Extracted data entries:
----
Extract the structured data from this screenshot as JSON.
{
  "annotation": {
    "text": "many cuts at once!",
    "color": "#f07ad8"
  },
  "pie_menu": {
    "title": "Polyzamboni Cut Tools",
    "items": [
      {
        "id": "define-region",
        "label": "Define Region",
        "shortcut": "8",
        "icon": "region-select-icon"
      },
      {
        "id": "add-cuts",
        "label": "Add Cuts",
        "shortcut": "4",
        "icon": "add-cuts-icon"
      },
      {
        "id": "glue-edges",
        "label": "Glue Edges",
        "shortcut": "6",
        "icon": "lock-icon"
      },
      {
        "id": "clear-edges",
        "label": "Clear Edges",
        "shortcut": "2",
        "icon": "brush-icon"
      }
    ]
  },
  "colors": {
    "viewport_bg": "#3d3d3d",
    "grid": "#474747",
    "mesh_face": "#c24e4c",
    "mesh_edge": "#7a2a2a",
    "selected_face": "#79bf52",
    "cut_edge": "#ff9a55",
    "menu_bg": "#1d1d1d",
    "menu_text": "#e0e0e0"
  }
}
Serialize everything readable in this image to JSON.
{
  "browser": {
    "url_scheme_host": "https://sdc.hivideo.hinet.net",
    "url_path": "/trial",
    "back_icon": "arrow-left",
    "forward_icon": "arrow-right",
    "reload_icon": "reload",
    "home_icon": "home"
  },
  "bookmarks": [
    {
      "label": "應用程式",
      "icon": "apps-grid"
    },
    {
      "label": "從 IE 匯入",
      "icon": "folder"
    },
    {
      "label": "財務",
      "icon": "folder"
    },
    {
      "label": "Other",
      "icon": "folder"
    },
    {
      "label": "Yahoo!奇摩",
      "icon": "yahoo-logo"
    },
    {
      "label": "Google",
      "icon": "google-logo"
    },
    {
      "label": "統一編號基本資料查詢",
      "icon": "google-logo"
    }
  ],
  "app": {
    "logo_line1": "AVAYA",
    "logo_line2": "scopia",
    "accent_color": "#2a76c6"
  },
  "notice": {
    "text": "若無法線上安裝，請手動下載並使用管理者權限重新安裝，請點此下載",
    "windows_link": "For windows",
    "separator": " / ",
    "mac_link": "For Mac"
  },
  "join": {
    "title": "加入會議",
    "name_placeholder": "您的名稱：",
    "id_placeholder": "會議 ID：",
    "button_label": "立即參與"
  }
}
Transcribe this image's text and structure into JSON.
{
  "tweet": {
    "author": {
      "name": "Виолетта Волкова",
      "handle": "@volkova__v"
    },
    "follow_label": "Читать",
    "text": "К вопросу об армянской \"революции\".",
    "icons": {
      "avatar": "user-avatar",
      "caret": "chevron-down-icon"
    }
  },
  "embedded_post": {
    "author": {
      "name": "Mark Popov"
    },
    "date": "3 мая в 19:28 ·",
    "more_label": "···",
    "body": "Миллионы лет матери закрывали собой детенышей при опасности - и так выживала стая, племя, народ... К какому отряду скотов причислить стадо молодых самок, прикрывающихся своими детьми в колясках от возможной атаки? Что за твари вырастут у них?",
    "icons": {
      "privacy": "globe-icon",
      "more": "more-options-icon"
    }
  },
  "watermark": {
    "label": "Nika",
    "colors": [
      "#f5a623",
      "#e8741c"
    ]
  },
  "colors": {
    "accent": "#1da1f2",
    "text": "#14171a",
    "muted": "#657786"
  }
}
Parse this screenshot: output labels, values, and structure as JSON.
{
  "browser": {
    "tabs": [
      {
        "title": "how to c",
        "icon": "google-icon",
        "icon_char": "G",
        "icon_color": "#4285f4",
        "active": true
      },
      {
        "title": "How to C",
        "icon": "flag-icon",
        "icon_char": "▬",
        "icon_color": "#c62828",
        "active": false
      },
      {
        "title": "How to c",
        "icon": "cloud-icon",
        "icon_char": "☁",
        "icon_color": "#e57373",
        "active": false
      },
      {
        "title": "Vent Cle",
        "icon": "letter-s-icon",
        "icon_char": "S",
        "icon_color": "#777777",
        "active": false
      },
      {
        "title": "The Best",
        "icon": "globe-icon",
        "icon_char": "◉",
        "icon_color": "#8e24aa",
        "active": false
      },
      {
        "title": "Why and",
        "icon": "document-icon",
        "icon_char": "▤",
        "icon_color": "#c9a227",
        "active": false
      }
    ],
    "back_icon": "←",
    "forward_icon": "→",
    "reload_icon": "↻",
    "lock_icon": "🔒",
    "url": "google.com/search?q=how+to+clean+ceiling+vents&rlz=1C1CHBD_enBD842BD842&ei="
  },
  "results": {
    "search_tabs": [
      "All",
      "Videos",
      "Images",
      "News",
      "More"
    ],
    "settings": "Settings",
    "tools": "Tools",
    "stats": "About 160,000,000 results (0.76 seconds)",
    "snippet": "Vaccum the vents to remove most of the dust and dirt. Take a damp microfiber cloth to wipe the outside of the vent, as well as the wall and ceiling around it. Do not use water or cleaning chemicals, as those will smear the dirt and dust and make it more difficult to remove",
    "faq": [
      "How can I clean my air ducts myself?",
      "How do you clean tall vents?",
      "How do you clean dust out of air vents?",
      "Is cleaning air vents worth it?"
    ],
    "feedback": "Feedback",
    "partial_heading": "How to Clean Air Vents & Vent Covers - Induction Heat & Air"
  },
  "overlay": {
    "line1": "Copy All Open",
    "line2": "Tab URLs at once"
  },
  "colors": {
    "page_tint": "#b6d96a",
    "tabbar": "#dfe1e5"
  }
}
----
EXERCISE GOAL:
Repeat back the data above, exact to the last character.

RESULT FOR THIS TASK:
Extract the structured data from this screenshot as JSON.
{
  "annotation": {
    "text": "many cuts at once!",
    "color": "#f07ad8"
  },
  "pie_menu": {
    "title": "Polyzamboni Cut Tools",
    "items": [
      {
        "id": "define-region",
        "label": "Define Region",
        "shortcut": "8",
        "icon": "region-select-icon"
      },
      {
        "id": "add-cuts",
        "label": "Add Cuts",
        "shortcut": "4",
        "icon": "add-cuts-icon"
      },
      {
        "id": "glue-edges",
        "label": "Glue Edges",
        "shortcut": "6",
        "icon": "lock-icon"
      },
      {
        "id": "clear-edges",
        "label": "Clear Edges",
        "shortcut": "2",
        "icon": "brush-icon"
      }
    ]
  },
  "colors": {
    "viewport_bg": "#3d3d3d",
    "grid": "#474747",
    "mesh_face": "#c24e4c",
    "mesh_edge": "#7a2a2a",
    "selected_face": "#79bf52",
    "cut_edge": "#ff9a55",
    "menu_bg": "#1d1d1d",
    "menu_text": "#e0e0e0"
  }
}
Serialize everything readable in this image to JSON.
{
  "browser": {
    "url_scheme_host": "https://sdc.hivideo.hinet.net",
    "url_path": "/trial",
    "back_icon": "arrow-left",
    "forward_icon": "arrow-right",
    "reload_icon": "reload",
    "home_icon": "home"
  },
  "bookmarks": [
    {
      "label": "應用程式",
      "icon": "apps-grid"
    },
    {
      "label": "從 IE 匯入",
      "icon": "folder"
    },
    {
      "label": "財務",
      "icon": "folder"
    },
    {
      "label": "Other",
      "icon": "folder"
    },
    {
      "label": "Yahoo!奇摩",
      "icon": "yahoo-logo"
    },
    {
      "label": "Google",
      "icon": "google-logo"
    },
    {
      "label": "統一編號基本資料查詢",
      "icon": "google-logo"
    }
  ],
  "app": {
    "logo_line1": "AVAYA",
    "logo_line2": "scopia",
    "accent_color": "#2a76c6"
  },
  "notice": {
    "text": "若無法線上安裝，請手動下載並使用管理者權限重新安裝，請點此下載",
    "windows_link": "For windows",
    "separator": " / ",
    "mac_link": "For Mac"
  },
  "join": {
    "title": "加入會議",
    "name_placeholder": "您的名稱：",
    "id_placeholder": "會議 ID：",
    "button_label": "立即參與"
  }
}
Transcribe this image's text and structure into JSON.
{
  "tweet": {
    "author": {
      "name": "Виолетта Волкова",
      "handle": "@volkova__v"
    },
    "follow_label": "Читать",
    "text": "К вопросу об армянской \"революции\".",
    "icons": {
      "avatar": "user-avatar",
      "caret": "chevron-down-icon"
    }
  },
  "embedded_post": {
    "author": {
      "name": "Mark Popov"
    },
    "date": "3 мая в 19:28 ·",
    "more_label": "···",
    "body": "Миллионы лет матери закрывали собой детенышей при опасности - и так выживала стая, племя, народ... К какому отряду скотов причислить стадо молодых самок, прикрывающихся своими детьми в колясках от возможной атаки? Что за твари вырастут у них?",
    "icons": {
      "privacy": "globe-icon",
      "more": "more-options-icon"
    }
  },
  "watermark": {
    "label": "Nika",
    "colors": [
      "#f5a623",
      "#e8741c"
    ]
  },
  "colors": {
    "accent": "#1da1f2",
    "text": "#14171a",
    "muted": "#657786"
  }
}
Parse this screenshot: output labels, values, and structure as JSON.
{
  "browser": {
    "tabs": [
      {
        "title": "how to c",
        "icon": "google-icon",
        "icon_char": "G",
        "icon_color": "#4285f4",
        "active": true
      },
      {
        "title": "How to C",
        "icon": "flag-icon",
        "icon_char": "▬",
        "icon_color": "#c62828",
        "active": false
      },
      {
        "title": "How to c",
        "icon": "cloud-icon",
        "icon_char": "☁",
        "icon_color": "#e57373",
        "active": false
      },
      {
        "title": "Vent Cle",
        "icon": "letter-s-icon",
        "icon_char": "S",
        "icon_color": "#777777",
        "active": false
      },
      {
        "title": "The Best",
        "icon": "globe-icon",
        "icon_char": "◉",
        "icon_color": "#8e24aa",
        "active": false
      },
      {
        "title": "Why and",
        "icon": "document-icon",
        "icon_char": "▤",
        "icon_color": "#c9a227",
        "active": false
      }
    ],
    "back_icon": "←",
    "forward_icon": "→",
    "reload_icon": "↻",
    "lock_icon": "🔒",
    "url": "google.com/search?q=how+to+clean+ceiling+vents&rlz=1C1CHBD_enBD842BD842&ei="
  },
  "results": {
    "search_tabs": [
      "All",
      "Videos",
      "Images",
      "News",
      "More"
    ],
    "settings": "Settings",
    "tools": "Tools",
    "stats": "About 160,000,000 results (0.76 seconds)",
    "snippet": "Vaccum the vents to remove most of the dust and dirt. Take a damp microfiber cloth to wipe the outside of the vent, as well as the wall and ceiling around it. Do not use water or cleaning chemicals, as those will smear the dirt and dust and make it more difficult to remove",
    "faq": [
      "How can I clean my air ducts myself?",
      "How do you clean tall vents?",
      "How do you clean dust out of air vents?",
      "Is cleaning air vents worth it?"
    ],
    "feedback": "Feedback",
    "partial_heading": "How to Clean Air Vents & Vent Covers - Induction Heat & Air"
  },
  "overlay": {
    "line1": "Copy All Open",
    "line2": "Tab URLs at once"
  },
  "colors": {
    "page_tint": "#b6d96a",
    "tabbar": "#dfe1e5"
  }
}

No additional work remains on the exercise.